**Problem requirements:**
Output the material word for word. Leave each picture out.

**Material for the task:**
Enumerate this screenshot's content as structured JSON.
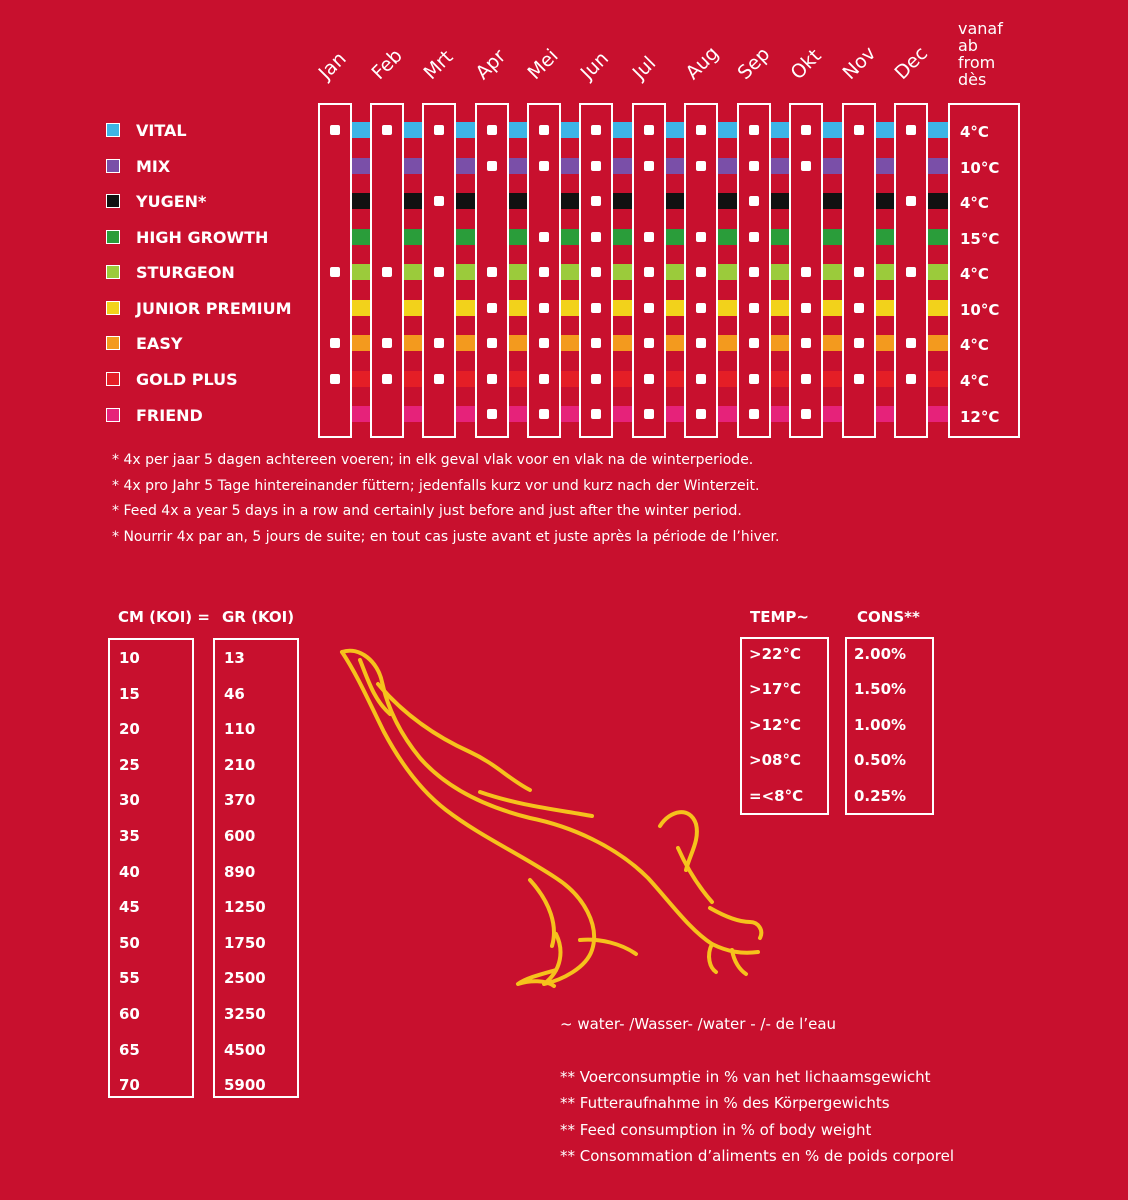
{
  "months": [
    "Jan",
    "Feb",
    "Mrt",
    "Apr",
    "Mei",
    "Jun",
    "Jul",
    "Aug",
    "Sep",
    "Okt",
    "Nov",
    "Dec"
  ],
  "temp_header": [
    "vanaf",
    "ab",
    "from",
    "dès"
  ],
  "products": [
    {
      "name": "VITAL",
      "color": "#3db4e6",
      "temp": "4°C",
      "months": [
        1,
        1,
        1,
        1,
        1,
        1,
        1,
        1,
        1,
        1,
        1,
        1
      ]
    },
    {
      "name": "MIX",
      "color": "#7a4fa8",
      "temp": "10°C",
      "months": [
        0,
        0,
        0,
        1,
        1,
        1,
        1,
        1,
        1,
        1,
        0,
        0
      ]
    },
    {
      "name": "YUGEN*",
      "color": "#111111",
      "temp": "4°C",
      "months": [
        0,
        0,
        1,
        0,
        0,
        1,
        0,
        0,
        1,
        0,
        0,
        1
      ]
    },
    {
      "name": "HIGH GROWTH",
      "color": "#2a9d3a",
      "temp": "15°C",
      "months": [
        0,
        0,
        0,
        0,
        1,
        1,
        1,
        1,
        1,
        0,
        0,
        0
      ]
    },
    {
      "name": "STURGEON",
      "color": "#9bcb3b",
      "temp": "4°C",
      "months": [
        1,
        1,
        1,
        1,
        1,
        1,
        1,
        1,
        1,
        1,
        1,
        1
      ]
    },
    {
      "name": "JUNIOR PREMIUM",
      "color": "#f2d21b",
      "temp": "10°C",
      "months": [
        0,
        0,
        0,
        1,
        1,
        1,
        1,
        1,
        1,
        1,
        1,
        0
      ]
    },
    {
      "name": "EASY",
      "color": "#f39a1e",
      "temp": "4°C",
      "months": [
        1,
        1,
        1,
        1,
        1,
        1,
        1,
        1,
        1,
        1,
        1,
        1
      ]
    },
    {
      "name": "GOLD PLUS",
      "color": "#e41e26",
      "temp": "4°C",
      "months": [
        1,
        1,
        1,
        1,
        1,
        1,
        1,
        1,
        1,
        1,
        1,
        1
      ]
    },
    {
      "name": "FRIEND",
      "color": "#e6227a",
      "temp": "12°C",
      "months": [
        0,
        0,
        0,
        1,
        1,
        1,
        1,
        1,
        1,
        1,
        0,
        0
      ]
    }
  ],
  "notes": [
    "*   4x per jaar 5 dagen achtereen voeren; in elk geval vlak voor en vlak na de winterperiode.",
    "*   4x pro Jahr 5 Tage hintereinander füttern; jedenfalls kurz vor und kurz nach der Winterzeit.",
    "*   Feed 4x a year 5 days in a row and certainly just before and just after the winter period.",
    "*   Nourrir 4x par an, 5 jours de suite; en tout cas juste avant et juste après la période de l’hiver."
  ],
  "size_table": {
    "cm_header": "CM (KOI) =",
    "gr_header": "GR (KOI)",
    "cm": [
      "10",
      "15",
      "20",
      "25",
      "30",
      "35",
      "40",
      "45",
      "50",
      "55",
      "60",
      "65",
      "70"
    ],
    "gr": [
      "13",
      "46",
      "110",
      "210",
      "370",
      "600",
      "890",
      "1250",
      "1750",
      "2500",
      "3250",
      "4500",
      "5900"
    ]
  },
  "cons_table": {
    "temp_header": "TEMP~",
    "cons_header": "CONS**",
    "temp": [
      ">22°C",
      ">17°C",
      ">12°C",
      ">08°C",
      "=<8°C"
    ],
    "cons": [
      "2.00%",
      "1.50%",
      "1.00%",
      "0.50%",
      "0.25%"
    ]
  },
  "water_note": "~   water- /Wasser- /water - /- de l’eau",
  "cons_notes": [
    "** Voerconsumptie in % van het lichaamsgewicht",
    "** Futteraufnahme in % des Körpergewichts",
    "** Feed consumption in % of body weight",
    "** Consommation d’aliments en % de poids corporel"
  ],
  "colors": {
    "background": "#c8102e",
    "fish_outline": "#f6c21c"
  }
}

**Reply to the exercise:**
Enumerate this screenshot's content as structured JSON.
{
  "months": [
    "Jan",
    "Feb",
    "Mrt",
    "Apr",
    "Mei",
    "Jun",
    "Jul",
    "Aug",
    "Sep",
    "Okt",
    "Nov",
    "Dec"
  ],
  "temp_header": [
    "vanaf",
    "ab",
    "from",
    "dès"
  ],
  "products": [
    {
      "name": "VITAL",
      "color": "#3db4e6",
      "temp": "4°C",
      "months": [
        1,
        1,
        1,
        1,
        1,
        1,
        1,
        1,
        1,
        1,
        1,
        1
      ]
    },
    {
      "name": "MIX",
      "color": "#7a4fa8",
      "temp": "10°C",
      "months": [
        0,
        0,
        0,
        1,
        1,
        1,
        1,
        1,
        1,
        1,
        0,
        0
      ]
    },
    {
      "name": "YUGEN*",
      "color": "#111111",
      "temp": "4°C",
      "months": [
        0,
        0,
        1,
        0,
        0,
        1,
        0,
        0,
        1,
        0,
        0,
        1
      ]
    },
    {
      "name": "HIGH GROWTH",
      "color": "#2a9d3a",
      "temp": "15°C",
      "months": [
        0,
        0,
        0,
        0,
        1,
        1,
        1,
        1,
        1,
        0,
        0,
        0
      ]
    },
    {
      "name": "STURGEON",
      "color": "#9bcb3b",
      "temp": "4°C",
      "months": [
        1,
        1,
        1,
        1,
        1,
        1,
        1,
        1,
        1,
        1,
        1,
        1
      ]
    },
    {
      "name": "JUNIOR PREMIUM",
      "color": "#f2d21b",
      "temp": "10°C",
      "months": [
        0,
        0,
        0,
        1,
        1,
        1,
        1,
        1,
        1,
        1,
        1,
        0
      ]
    },
    {
      "name": "EASY",
      "color": "#f39a1e",
      "temp": "4°C",
      "months": [
        1,
        1,
        1,
        1,
        1,
        1,
        1,
        1,
        1,
        1,
        1,
        1
      ]
    },
    {
      "name": "GOLD PLUS",
      "color": "#e41e26",
      "temp": "4°C",
      "months": [
        1,
        1,
        1,
        1,
        1,
        1,
        1,
        1,
        1,
        1,
        1,
        1
      ]
    },
    {
      "name": "FRIEND",
      "color": "#e6227a",
      "temp": "12°C",
      "months": [
        0,
        0,
        0,
        1,
        1,
        1,
        1,
        1,
        1,
        1,
        0,
        0
      ]
    }
  ],
  "notes": [
    "*   4x per jaar 5 dagen achtereen voeren; in elk geval vlak voor en vlak na de winterperiode.",
    "*   4x pro Jahr 5 Tage hintereinander füttern; jedenfalls kurz vor und kurz nach der Winterzeit.",
    "*   Feed 4x a year 5 days in a row and certainly just before and just after the winter period.",
    "*   Nourrir 4x par an, 5 jours de suite; en tout cas juste avant et juste après la période de l’hiver."
  ],
  "size_table": {
    "cm_header": "CM (KOI) =",
    "gr_header": "GR (KOI)",
    "cm": [
      "10",
      "15",
      "20",
      "25",
      "30",
      "35",
      "40",
      "45",
      "50",
      "55",
      "60",
      "65",
      "70"
    ],
    "gr": [
      "13",
      "46",
      "110",
      "210",
      "370",
      "600",
      "890",
      "1250",
      "1750",
      "2500",
      "3250",
      "4500",
      "5900"
    ]
  },
  "cons_table": {
    "temp_header": "TEMP~",
    "cons_header": "CONS**",
    "temp": [
      ">22°C",
      ">17°C",
      ">12°C",
      ">08°C",
      "=<8°C"
    ],
    "cons": [
      "2.00%",
      "1.50%",
      "1.00%",
      "0.50%",
      "0.25%"
    ]
  },
  "water_note": "~   water- /Wasser- /water - /- de l’eau",
  "cons_notes": [
    "** Voerconsumptie in % van het lichaamsgewicht",
    "** Futteraufnahme in % des Körpergewichts",
    "** Feed consumption in % of body weight",
    "** Consommation d’aliments en % de poids corporel"
  ],
  "colors": {
    "background": "#c8102e",
    "fish_outline": "#f6c21c"
  }
}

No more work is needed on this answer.